• **Prompt**
Retype every entry word for word.

• **Data provided**
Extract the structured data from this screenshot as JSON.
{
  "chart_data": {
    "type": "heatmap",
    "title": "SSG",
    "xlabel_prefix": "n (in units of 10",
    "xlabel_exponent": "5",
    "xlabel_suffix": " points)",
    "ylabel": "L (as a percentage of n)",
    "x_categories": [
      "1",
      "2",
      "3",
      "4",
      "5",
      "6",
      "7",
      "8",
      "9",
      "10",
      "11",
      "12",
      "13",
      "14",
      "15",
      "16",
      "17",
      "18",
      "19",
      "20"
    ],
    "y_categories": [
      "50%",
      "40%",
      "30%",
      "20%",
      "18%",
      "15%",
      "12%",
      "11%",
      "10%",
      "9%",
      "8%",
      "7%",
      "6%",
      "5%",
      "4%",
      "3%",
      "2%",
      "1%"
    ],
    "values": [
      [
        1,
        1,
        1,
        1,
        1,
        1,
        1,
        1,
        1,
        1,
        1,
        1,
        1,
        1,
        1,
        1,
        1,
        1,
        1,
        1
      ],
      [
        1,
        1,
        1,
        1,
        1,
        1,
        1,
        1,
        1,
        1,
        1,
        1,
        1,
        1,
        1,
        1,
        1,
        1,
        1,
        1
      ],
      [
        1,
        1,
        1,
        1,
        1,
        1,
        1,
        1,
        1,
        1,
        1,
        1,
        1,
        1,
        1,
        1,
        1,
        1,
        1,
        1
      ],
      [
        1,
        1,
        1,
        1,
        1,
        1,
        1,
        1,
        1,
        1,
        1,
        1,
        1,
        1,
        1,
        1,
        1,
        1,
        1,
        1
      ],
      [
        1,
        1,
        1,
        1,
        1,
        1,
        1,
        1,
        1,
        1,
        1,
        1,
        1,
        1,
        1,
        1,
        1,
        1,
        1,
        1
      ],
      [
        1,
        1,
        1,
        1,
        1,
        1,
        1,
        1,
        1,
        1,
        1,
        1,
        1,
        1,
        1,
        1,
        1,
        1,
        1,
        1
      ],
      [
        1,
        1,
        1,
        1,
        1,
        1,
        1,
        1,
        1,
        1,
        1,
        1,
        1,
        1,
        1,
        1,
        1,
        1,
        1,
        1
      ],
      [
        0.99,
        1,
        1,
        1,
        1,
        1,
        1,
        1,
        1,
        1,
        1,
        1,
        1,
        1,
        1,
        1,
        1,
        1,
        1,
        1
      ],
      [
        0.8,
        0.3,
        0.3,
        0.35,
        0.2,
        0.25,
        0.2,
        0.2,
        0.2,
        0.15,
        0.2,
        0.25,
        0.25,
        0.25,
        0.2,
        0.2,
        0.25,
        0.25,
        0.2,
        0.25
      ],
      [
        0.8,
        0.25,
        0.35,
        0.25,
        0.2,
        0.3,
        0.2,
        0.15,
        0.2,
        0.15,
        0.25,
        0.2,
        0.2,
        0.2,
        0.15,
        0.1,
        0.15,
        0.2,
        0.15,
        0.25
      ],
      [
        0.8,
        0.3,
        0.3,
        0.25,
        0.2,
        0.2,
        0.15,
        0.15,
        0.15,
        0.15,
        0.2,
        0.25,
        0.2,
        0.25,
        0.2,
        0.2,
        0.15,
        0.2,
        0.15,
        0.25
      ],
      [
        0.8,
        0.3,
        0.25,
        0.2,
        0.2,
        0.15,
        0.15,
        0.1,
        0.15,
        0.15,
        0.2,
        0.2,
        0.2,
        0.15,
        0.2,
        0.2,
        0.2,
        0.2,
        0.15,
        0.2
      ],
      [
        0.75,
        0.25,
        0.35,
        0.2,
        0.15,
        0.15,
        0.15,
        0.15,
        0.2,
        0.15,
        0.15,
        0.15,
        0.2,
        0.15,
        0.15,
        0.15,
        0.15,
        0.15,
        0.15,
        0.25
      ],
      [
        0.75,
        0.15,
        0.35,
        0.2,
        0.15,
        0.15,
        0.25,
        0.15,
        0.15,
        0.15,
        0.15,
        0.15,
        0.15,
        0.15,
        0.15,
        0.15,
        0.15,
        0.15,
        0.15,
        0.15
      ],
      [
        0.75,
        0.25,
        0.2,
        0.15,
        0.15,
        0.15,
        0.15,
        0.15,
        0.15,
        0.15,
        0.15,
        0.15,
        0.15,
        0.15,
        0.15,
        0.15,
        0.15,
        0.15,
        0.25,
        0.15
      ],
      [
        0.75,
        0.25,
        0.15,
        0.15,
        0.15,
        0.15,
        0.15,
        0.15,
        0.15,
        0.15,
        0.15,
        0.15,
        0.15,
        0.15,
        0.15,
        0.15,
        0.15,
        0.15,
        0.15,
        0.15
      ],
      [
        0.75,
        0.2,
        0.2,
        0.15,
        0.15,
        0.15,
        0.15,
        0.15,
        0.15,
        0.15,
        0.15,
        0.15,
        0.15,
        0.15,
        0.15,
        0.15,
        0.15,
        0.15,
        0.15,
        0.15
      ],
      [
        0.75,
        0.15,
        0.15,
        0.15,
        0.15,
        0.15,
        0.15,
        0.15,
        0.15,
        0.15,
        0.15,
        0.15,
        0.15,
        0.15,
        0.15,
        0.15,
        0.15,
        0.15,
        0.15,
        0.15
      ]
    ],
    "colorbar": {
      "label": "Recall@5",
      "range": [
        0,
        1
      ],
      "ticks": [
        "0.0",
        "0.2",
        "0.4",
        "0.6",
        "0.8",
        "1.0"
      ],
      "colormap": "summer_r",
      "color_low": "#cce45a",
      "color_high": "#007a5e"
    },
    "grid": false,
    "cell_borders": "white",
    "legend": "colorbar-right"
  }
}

• **Answer to the task**
Extract the structured data from this screenshot as JSON.
{
  "chart_data": {
    "type": "heatmap",
    "title": "SSG",
    "xlabel_prefix": "n (in units of 10",
    "xlabel_exponent": "5",
    "xlabel_suffix": " points)",
    "ylabel": "L (as a percentage of n)",
    "x_categories": [
      "1",
      "2",
      "3",
      "4",
      "5",
      "6",
      "7",
      "8",
      "9",
      "10",
      "11",
      "12",
      "13",
      "14",
      "15",
      "16",
      "17",
      "18",
      "19",
      "20"
    ],
    "y_categories": [
      "50%",
      "40%",
      "30%",
      "20%",
      "18%",
      "15%",
      "12%",
      "11%",
      "10%",
      "9%",
      "8%",
      "7%",
      "6%",
      "5%",
      "4%",
      "3%",
      "2%",
      "1%"
    ],
    "values": [
      [
        1,
        1,
        1,
        1,
        1,
        1,
        1,
        1,
        1,
        1,
        1,
        1,
        1,
        1,
        1,
        1,
        1,
        1,
        1,
        1
      ],
      [
        1,
        1,
        1,
        1,
        1,
        1,
        1,
        1,
        1,
        1,
        1,
        1,
        1,
        1,
        1,
        1,
        1,
        1,
        1,
        1
      ],
      [
        1,
        1,
        1,
        1,
        1,
        1,
        1,
        1,
        1,
        1,
        1,
        1,
        1,
        1,
        1,
        1,
        1,
        1,
        1,
        1
      ],
      [
        1,
        1,
        1,
        1,
        1,
        1,
        1,
        1,
        1,
        1,
        1,
        1,
        1,
        1,
        1,
        1,
        1,
        1,
        1,
        1
      ],
      [
        1,
        1,
        1,
        1,
        1,
        1,
        1,
        1,
        1,
        1,
        1,
        1,
        1,
        1,
        1,
        1,
        1,
        1,
        1,
        1
      ],
      [
        1,
        1,
        1,
        1,
        1,
        1,
        1,
        1,
        1,
        1,
        1,
        1,
        1,
        1,
        1,
        1,
        1,
        1,
        1,
        1
      ],
      [
        1,
        1,
        1,
        1,
        1,
        1,
        1,
        1,
        1,
        1,
        1,
        1,
        1,
        1,
        1,
        1,
        1,
        1,
        1,
        1
      ],
      [
        0.99,
        1,
        1,
        1,
        1,
        1,
        1,
        1,
        1,
        1,
        1,
        1,
        1,
        1,
        1,
        1,
        1,
        1,
        1,
        1
      ],
      [
        0.8,
        0.3,
        0.3,
        0.35,
        0.2,
        0.25,
        0.2,
        0.2,
        0.2,
        0.15,
        0.2,
        0.25,
        0.25,
        0.25,
        0.2,
        0.2,
        0.25,
        0.25,
        0.2,
        0.25
      ],
      [
        0.8,
        0.25,
        0.35,
        0.25,
        0.2,
        0.3,
        0.2,
        0.15,
        0.2,
        0.15,
        0.25,
        0.2,
        0.2,
        0.2,
        0.15,
        0.1,
        0.15,
        0.2,
        0.15,
        0.25
      ],
      [
        0.8,
        0.3,
        0.3,
        0.25,
        0.2,
        0.2,
        0.15,
        0.15,
        0.15,
        0.15,
        0.2,
        0.25,
        0.2,
        0.25,
        0.2,
        0.2,
        0.15,
        0.2,
        0.15,
        0.25
      ],
      [
        0.8,
        0.3,
        0.25,
        0.2,
        0.2,
        0.15,
        0.15,
        0.1,
        0.15,
        0.15,
        0.2,
        0.2,
        0.2,
        0.15,
        0.2,
        0.2,
        0.2,
        0.2,
        0.15,
        0.2
      ],
      [
        0.75,
        0.25,
        0.35,
        0.2,
        0.15,
        0.15,
        0.15,
        0.15,
        0.2,
        0.15,
        0.15,
        0.15,
        0.2,
        0.15,
        0.15,
        0.15,
        0.15,
        0.15,
        0.15,
        0.25
      ],
      [
        0.75,
        0.15,
        0.35,
        0.2,
        0.15,
        0.15,
        0.25,
        0.15,
        0.15,
        0.15,
        0.15,
        0.15,
        0.15,
        0.15,
        0.15,
        0.15,
        0.15,
        0.15,
        0.15,
        0.15
      ],
      [
        0.75,
        0.25,
        0.2,
        0.15,
        0.15,
        0.15,
        0.15,
        0.15,
        0.15,
        0.15,
        0.15,
        0.15,
        0.15,
        0.15,
        0.15,
        0.15,
        0.15,
        0.15,
        0.25,
        0.15
      ],
      [
        0.75,
        0.25,
        0.15,
        0.15,
        0.15,
        0.15,
        0.15,
        0.15,
        0.15,
        0.15,
        0.15,
        0.15,
        0.15,
        0.15,
        0.15,
        0.15,
        0.15,
        0.15,
        0.15,
        0.15
      ],
      [
        0.75,
        0.2,
        0.2,
        0.15,
        0.15,
        0.15,
        0.15,
        0.15,
        0.15,
        0.15,
        0.15,
        0.15,
        0.15,
        0.15,
        0.15,
        0.15,
        0.15,
        0.15,
        0.15,
        0.15
      ],
      [
        0.75,
        0.15,
        0.15,
        0.15,
        0.15,
        0.15,
        0.15,
        0.15,
        0.15,
        0.15,
        0.15,
        0.15,
        0.15,
        0.15,
        0.15,
        0.15,
        0.15,
        0.15,
        0.15,
        0.15
      ]
    ],
    "colorbar": {
      "label": "Recall@5",
      "range": [
        0,
        1
      ],
      "ticks": [
        "0.0",
        "0.2",
        "0.4",
        "0.6",
        "0.8",
        "1.0"
      ],
      "colormap": "summer_r",
      "color_low": "#cce45a",
      "color_high": "#007a5e"
    },
    "grid": false,
    "cell_borders": "white",
    "legend": "colorbar-right"
  }
}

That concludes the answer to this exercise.